◆ PROBLEM TO SOLVE: Identify and reproduce every line holding the string "size".

◆ EXERCISE INPUTS:

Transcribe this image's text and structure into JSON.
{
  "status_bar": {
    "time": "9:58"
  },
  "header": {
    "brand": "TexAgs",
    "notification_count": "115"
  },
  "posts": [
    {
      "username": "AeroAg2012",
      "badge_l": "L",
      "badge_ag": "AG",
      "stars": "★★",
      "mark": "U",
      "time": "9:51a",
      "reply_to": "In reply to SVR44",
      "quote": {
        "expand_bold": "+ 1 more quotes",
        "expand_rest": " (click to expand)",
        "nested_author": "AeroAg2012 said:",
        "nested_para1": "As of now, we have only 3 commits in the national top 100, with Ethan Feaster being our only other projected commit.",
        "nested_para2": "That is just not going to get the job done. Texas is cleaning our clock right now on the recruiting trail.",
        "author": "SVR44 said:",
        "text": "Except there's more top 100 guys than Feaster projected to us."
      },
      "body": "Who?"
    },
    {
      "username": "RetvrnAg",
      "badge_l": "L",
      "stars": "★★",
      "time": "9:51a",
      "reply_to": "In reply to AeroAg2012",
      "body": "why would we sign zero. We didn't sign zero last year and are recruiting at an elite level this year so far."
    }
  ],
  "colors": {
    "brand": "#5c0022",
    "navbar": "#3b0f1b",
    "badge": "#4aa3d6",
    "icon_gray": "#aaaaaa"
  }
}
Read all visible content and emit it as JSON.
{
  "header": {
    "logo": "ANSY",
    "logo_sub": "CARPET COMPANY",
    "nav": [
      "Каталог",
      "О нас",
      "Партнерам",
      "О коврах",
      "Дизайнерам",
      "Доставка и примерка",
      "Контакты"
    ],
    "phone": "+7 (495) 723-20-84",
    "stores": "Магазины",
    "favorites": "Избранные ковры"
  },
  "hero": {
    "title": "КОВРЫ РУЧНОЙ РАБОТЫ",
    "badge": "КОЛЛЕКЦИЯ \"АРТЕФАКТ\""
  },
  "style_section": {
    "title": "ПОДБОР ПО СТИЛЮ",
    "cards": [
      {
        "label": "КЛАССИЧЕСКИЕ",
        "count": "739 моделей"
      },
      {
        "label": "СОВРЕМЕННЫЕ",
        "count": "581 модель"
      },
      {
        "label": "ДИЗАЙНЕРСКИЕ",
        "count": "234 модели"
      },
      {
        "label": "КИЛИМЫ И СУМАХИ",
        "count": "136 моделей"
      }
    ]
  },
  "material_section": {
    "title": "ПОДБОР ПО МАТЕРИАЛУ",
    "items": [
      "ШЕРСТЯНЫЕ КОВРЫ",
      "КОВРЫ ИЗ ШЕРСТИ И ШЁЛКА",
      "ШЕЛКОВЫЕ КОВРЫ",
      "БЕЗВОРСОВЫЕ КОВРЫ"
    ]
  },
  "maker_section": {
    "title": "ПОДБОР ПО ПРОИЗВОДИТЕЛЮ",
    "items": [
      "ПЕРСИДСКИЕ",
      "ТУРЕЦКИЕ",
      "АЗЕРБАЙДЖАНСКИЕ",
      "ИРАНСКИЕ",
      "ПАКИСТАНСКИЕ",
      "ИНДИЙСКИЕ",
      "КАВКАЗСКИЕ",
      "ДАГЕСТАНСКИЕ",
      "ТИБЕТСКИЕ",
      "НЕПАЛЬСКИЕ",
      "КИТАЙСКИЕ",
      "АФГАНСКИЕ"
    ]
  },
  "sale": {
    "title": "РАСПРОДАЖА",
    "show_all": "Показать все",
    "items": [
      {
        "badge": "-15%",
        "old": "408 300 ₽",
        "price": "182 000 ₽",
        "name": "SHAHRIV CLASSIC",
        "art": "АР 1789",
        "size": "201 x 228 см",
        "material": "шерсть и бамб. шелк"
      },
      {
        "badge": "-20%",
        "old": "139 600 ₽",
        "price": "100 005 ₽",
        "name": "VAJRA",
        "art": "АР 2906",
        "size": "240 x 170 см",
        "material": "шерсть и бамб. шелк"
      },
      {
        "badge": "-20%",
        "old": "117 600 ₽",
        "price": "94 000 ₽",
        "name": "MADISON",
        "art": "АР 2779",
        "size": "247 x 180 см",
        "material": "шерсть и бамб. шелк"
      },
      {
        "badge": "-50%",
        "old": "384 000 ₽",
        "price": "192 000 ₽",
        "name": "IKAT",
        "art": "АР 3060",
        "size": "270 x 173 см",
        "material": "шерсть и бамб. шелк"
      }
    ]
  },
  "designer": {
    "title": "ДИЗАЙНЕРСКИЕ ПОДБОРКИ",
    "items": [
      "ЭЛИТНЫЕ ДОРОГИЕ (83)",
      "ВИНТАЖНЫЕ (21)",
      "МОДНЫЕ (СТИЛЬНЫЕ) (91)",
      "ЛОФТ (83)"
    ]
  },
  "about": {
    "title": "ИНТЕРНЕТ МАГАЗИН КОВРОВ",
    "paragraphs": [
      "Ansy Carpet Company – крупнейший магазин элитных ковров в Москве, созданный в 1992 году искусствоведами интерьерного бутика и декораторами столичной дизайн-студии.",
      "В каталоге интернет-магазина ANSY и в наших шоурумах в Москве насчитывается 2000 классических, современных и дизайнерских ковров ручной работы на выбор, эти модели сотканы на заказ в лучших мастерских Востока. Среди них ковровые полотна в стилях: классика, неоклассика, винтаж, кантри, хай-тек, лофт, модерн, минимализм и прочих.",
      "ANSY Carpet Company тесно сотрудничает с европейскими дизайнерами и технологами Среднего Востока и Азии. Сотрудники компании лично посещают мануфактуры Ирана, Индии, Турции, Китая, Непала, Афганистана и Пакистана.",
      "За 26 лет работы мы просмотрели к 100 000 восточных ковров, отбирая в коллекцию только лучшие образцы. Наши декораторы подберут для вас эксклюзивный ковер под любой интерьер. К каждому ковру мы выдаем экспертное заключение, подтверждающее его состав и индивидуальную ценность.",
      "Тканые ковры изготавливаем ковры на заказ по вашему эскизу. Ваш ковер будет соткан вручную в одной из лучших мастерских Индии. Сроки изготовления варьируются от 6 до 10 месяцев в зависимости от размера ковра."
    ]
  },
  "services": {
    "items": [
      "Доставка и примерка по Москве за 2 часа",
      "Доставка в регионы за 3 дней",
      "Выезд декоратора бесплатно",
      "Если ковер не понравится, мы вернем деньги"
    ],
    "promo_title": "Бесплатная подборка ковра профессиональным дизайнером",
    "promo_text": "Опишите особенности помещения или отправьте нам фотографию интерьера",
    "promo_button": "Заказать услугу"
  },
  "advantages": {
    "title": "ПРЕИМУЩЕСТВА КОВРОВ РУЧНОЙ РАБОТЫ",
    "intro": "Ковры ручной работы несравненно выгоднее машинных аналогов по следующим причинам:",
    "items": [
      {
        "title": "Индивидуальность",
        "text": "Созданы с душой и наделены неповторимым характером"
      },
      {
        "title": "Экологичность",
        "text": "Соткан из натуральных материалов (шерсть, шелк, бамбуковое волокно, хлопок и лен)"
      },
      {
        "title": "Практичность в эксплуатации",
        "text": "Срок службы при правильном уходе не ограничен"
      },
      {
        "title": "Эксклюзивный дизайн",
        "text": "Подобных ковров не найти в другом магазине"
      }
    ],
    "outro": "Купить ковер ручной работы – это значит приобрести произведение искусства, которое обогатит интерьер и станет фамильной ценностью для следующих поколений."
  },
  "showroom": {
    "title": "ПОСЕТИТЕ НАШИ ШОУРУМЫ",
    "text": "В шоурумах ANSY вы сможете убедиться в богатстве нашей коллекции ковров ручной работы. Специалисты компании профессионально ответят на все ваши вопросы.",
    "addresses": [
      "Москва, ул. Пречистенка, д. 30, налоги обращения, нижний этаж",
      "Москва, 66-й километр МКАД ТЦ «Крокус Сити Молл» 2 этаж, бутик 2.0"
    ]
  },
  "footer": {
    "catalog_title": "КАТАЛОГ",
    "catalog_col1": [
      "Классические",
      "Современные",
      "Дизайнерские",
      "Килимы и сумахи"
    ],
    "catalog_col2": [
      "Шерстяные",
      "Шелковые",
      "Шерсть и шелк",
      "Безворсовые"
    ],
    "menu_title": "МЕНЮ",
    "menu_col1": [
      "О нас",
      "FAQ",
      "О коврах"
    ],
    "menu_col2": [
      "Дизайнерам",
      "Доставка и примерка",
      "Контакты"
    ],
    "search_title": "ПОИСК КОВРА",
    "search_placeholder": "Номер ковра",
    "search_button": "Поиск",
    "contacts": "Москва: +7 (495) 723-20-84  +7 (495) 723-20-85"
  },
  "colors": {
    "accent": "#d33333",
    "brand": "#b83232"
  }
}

◆ THE ANSWER:
        "size": "201 x 228 см",
        "size": "240 x 170 см",
        "size": "247 x 180 см",
        "size": "270 x 173 см",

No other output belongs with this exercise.